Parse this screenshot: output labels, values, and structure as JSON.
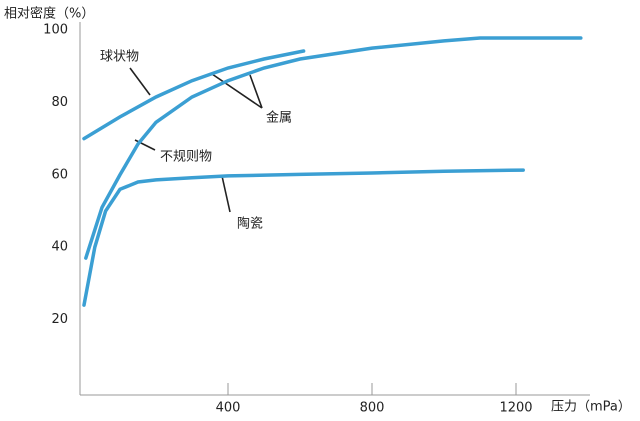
{
  "chart_data": {
    "type": "line",
    "y_label": "相对密度（%）",
    "x_label": "压力（mPa）",
    "xlim": [
      0,
      1400
    ],
    "ylim": [
      0,
      100
    ],
    "xticks": [
      400,
      800,
      1200
    ],
    "yticks": [
      20,
      40,
      60,
      80,
      100
    ],
    "grid": false,
    "series": [
      {
        "name": "球状物",
        "color": "#3b9fd3",
        "x": [
          0,
          100,
          200,
          300,
          400,
          500,
          610
        ],
        "values": [
          70,
          76,
          81.5,
          86,
          89.5,
          92,
          94.2
        ]
      },
      {
        "name": "不规则物",
        "color": "#3b9fd3",
        "x": [
          5,
          50,
          100,
          150,
          200,
          300,
          400,
          500,
          600,
          800,
          1000,
          1100,
          1380
        ],
        "values": [
          37,
          51,
          60,
          68.5,
          74.5,
          81.5,
          86,
          89.5,
          92,
          95,
          97,
          97.8,
          97.8
        ]
      },
      {
        "name": "陶瓷",
        "color": "#3b9fd3",
        "x": [
          0,
          30,
          60,
          100,
          150,
          200,
          300,
          400,
          600,
          800,
          1000,
          1220
        ],
        "values": [
          24,
          40,
          50,
          56,
          58,
          58.6,
          59.2,
          59.7,
          60.1,
          60.5,
          61,
          61.3
        ]
      }
    ],
    "annotations": [
      "金属"
    ]
  }
}
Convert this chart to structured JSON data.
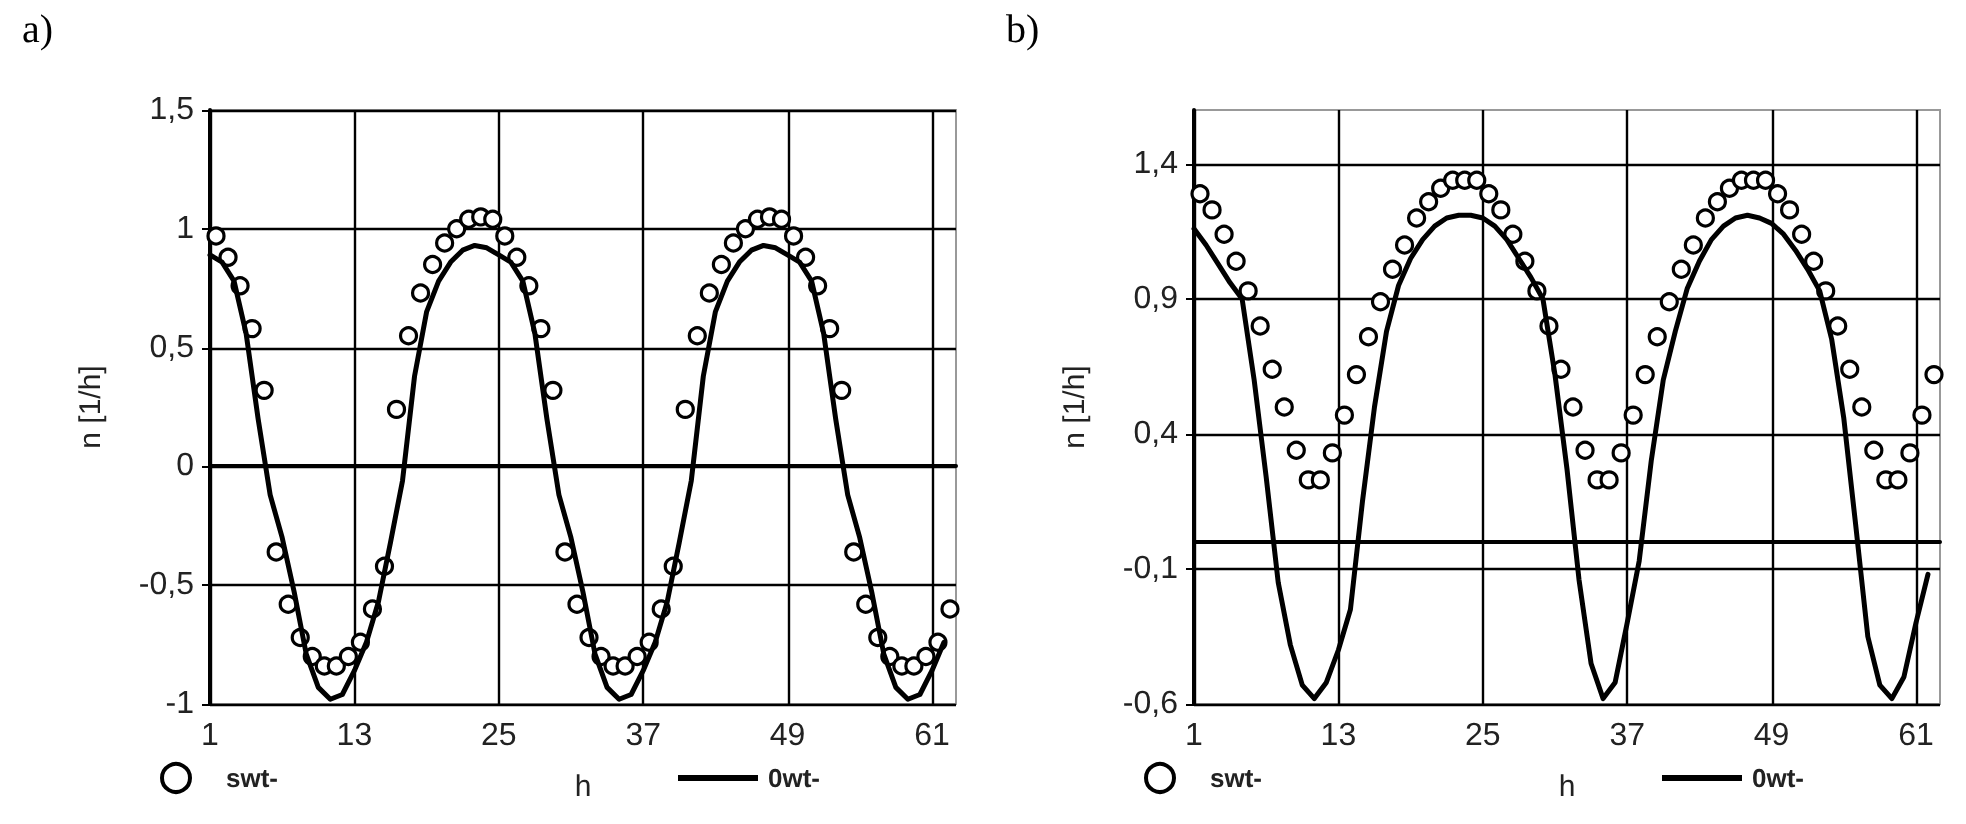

#####

## YOUR INSTRUCTIONS
Omit pictures; set down the rest of the material word for word.

## ANSWER FOR THE TASK
Parse this screenshot: output labels, values, and structure as JSON.
{
  "chart_data": {
    "type": "line",
    "y_label": "相对密度（%）",
    "x_label": "压力（mPa）",
    "xlim": [
      0,
      1400
    ],
    "ylim": [
      0,
      100
    ],
    "xticks": [
      400,
      800,
      1200
    ],
    "yticks": [
      20,
      40,
      60,
      80,
      100
    ],
    "grid": false,
    "series": [
      {
        "name": "球状物",
        "color": "#3b9fd3",
        "x": [
          0,
          100,
          200,
          300,
          400,
          500,
          610
        ],
        "values": [
          70,
          76,
          81.5,
          86,
          89.5,
          92,
          94.2
        ]
      },
      {
        "name": "不规则物",
        "color": "#3b9fd3",
        "x": [
          5,
          50,
          100,
          150,
          200,
          300,
          400,
          500,
          600,
          800,
          1000,
          1100,
          1380
        ],
        "values": [
          37,
          51,
          60,
          68.5,
          74.5,
          81.5,
          86,
          89.5,
          92,
          95,
          97,
          97.8,
          97.8
        ]
      },
      {
        "name": "陶瓷",
        "color": "#3b9fd3",
        "x": [
          0,
          30,
          60,
          100,
          150,
          200,
          300,
          400,
          600,
          800,
          1000,
          1220
        ],
        "values": [
          24,
          40,
          50,
          56,
          58,
          58.6,
          59.2,
          59.7,
          60.1,
          60.5,
          61,
          61.3
        ]
      }
    ],
    "annotations": [
      "金属"
    ]
  }
}
Convert this chart to structured JSON data.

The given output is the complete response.